*WORK TO COMPLETE*. Using the listing below, report all lines holding the word "icon".

*RAW RECORDS*.
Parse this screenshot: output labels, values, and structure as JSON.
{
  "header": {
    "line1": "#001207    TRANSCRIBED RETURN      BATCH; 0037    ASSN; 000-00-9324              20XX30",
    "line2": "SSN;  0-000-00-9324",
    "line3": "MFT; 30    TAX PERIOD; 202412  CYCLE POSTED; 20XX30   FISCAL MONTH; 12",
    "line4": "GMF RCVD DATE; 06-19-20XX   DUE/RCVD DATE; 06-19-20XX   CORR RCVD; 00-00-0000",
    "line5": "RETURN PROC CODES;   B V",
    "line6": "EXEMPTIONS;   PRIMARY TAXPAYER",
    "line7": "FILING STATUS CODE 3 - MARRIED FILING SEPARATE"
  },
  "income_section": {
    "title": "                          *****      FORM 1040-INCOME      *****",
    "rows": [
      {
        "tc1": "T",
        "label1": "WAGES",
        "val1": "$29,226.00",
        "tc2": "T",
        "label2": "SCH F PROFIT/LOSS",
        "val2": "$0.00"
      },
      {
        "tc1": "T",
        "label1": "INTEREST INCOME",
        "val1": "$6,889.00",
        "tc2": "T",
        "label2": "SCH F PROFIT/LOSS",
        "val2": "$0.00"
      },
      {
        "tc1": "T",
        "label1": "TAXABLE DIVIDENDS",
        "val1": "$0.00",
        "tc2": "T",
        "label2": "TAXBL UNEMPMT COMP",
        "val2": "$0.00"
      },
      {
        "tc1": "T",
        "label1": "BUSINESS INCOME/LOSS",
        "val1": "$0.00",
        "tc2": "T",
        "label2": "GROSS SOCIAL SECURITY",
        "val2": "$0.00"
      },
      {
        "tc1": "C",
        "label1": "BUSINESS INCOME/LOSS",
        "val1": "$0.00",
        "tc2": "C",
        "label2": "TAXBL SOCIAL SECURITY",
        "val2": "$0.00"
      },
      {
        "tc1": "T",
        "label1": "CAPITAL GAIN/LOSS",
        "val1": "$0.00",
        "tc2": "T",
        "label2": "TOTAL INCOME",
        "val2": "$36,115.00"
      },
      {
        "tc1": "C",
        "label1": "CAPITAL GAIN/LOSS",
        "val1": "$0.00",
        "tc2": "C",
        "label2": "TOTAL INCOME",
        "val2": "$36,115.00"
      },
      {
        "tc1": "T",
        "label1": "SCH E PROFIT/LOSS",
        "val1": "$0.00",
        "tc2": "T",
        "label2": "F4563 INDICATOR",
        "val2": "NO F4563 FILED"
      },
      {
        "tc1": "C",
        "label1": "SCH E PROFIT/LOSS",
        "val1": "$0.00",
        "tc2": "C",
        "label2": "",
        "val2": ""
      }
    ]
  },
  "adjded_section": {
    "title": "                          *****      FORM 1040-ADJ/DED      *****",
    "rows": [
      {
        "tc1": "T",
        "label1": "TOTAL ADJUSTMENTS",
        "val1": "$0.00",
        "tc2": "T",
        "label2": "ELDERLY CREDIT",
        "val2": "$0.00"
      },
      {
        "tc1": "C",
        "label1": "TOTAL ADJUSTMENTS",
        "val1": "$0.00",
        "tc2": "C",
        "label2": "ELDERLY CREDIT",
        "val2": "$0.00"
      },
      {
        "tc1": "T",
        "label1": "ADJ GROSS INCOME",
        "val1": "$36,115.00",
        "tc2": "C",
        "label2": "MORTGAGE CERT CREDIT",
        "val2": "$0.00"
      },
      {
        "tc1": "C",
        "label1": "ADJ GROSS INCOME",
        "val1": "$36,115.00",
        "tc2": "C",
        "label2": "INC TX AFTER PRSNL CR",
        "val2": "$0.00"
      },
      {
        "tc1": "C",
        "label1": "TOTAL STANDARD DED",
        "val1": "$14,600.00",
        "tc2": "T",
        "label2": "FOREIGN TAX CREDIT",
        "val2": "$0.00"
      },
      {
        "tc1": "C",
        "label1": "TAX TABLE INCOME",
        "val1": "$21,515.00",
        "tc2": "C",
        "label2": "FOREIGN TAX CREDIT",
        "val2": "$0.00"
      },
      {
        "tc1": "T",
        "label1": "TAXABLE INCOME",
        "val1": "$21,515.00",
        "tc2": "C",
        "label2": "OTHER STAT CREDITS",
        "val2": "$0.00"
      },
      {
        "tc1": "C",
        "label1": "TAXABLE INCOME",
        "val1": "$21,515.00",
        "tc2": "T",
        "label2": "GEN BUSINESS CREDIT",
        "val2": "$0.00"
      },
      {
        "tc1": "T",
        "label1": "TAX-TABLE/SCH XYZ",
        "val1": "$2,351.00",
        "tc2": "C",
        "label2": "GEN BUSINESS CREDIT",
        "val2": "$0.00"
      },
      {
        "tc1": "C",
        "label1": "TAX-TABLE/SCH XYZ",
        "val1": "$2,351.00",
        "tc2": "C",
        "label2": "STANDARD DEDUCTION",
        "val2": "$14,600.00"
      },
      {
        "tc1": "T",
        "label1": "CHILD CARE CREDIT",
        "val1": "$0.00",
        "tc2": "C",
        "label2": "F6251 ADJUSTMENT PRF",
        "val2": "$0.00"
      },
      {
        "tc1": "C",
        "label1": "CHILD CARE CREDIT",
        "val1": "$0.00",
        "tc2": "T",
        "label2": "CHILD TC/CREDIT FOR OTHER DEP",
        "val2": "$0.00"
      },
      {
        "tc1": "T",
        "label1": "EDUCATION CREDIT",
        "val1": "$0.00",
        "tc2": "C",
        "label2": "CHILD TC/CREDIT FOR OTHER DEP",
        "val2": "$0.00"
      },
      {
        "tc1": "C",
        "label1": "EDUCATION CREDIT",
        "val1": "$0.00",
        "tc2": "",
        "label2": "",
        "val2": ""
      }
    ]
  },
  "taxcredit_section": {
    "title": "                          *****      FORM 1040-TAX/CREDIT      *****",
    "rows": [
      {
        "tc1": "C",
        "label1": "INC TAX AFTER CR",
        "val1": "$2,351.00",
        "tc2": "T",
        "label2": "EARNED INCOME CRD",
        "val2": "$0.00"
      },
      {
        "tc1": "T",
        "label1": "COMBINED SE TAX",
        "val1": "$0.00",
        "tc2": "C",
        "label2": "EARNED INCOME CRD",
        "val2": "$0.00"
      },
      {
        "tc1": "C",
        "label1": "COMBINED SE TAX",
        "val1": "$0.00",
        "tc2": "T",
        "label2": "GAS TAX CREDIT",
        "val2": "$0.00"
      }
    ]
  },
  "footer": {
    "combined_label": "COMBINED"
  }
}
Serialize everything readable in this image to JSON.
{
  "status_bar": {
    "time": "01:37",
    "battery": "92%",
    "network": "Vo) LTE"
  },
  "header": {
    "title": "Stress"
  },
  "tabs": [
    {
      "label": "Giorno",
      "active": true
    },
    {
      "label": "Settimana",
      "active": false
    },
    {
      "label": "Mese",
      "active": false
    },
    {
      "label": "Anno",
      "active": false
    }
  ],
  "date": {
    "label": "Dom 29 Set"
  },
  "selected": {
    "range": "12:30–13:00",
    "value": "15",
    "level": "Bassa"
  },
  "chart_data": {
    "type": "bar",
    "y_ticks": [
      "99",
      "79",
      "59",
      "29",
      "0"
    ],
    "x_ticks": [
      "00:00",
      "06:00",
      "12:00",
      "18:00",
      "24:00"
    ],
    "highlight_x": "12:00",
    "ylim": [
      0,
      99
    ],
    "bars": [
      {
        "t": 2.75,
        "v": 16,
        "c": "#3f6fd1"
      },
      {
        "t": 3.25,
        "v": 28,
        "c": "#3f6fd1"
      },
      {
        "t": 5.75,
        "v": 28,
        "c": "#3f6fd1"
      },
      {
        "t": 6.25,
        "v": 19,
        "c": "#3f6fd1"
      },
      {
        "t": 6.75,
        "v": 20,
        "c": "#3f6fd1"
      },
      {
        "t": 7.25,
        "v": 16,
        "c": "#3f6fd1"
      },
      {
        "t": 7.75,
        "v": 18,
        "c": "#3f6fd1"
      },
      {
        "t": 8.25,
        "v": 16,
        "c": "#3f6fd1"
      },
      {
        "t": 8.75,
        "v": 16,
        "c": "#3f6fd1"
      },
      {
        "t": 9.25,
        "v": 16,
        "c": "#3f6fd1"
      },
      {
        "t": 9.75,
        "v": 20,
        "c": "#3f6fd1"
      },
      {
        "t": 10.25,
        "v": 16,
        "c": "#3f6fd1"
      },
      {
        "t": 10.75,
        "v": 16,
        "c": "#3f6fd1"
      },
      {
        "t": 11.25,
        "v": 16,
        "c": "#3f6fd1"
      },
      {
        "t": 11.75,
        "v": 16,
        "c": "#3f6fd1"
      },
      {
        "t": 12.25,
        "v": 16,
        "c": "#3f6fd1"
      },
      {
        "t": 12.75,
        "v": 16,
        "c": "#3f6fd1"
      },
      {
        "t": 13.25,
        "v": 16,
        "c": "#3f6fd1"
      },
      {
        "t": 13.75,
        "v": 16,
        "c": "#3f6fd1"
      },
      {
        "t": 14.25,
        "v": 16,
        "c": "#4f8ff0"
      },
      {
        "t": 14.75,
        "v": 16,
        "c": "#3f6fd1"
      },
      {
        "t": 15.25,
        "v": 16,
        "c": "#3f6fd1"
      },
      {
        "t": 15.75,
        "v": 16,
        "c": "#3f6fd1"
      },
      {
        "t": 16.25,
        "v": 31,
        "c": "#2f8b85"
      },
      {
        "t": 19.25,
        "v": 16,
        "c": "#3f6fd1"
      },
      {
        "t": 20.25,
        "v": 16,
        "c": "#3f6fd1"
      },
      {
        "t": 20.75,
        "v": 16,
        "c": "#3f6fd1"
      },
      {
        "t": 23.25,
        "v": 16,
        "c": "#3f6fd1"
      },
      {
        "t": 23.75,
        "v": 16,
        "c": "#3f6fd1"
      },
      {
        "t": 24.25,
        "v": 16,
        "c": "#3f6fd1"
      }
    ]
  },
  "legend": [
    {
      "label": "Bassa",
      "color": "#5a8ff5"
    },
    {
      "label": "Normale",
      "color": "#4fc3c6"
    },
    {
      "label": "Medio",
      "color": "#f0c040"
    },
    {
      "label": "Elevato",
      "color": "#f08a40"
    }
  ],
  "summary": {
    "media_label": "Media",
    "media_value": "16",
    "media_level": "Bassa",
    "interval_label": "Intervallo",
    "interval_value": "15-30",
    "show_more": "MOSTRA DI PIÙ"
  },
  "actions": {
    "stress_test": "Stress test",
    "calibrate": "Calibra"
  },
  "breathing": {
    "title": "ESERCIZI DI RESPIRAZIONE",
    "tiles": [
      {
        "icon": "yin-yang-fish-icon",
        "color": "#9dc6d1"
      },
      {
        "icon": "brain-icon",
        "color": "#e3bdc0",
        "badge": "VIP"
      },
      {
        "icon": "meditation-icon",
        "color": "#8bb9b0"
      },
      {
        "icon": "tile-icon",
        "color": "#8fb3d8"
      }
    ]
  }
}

*THE COMPLETED TASK*.
        "icon": "yin-yang-fish-icon",
        "icon": "brain-icon",
        "icon": "meditation-icon",
        "icon": "tile-icon",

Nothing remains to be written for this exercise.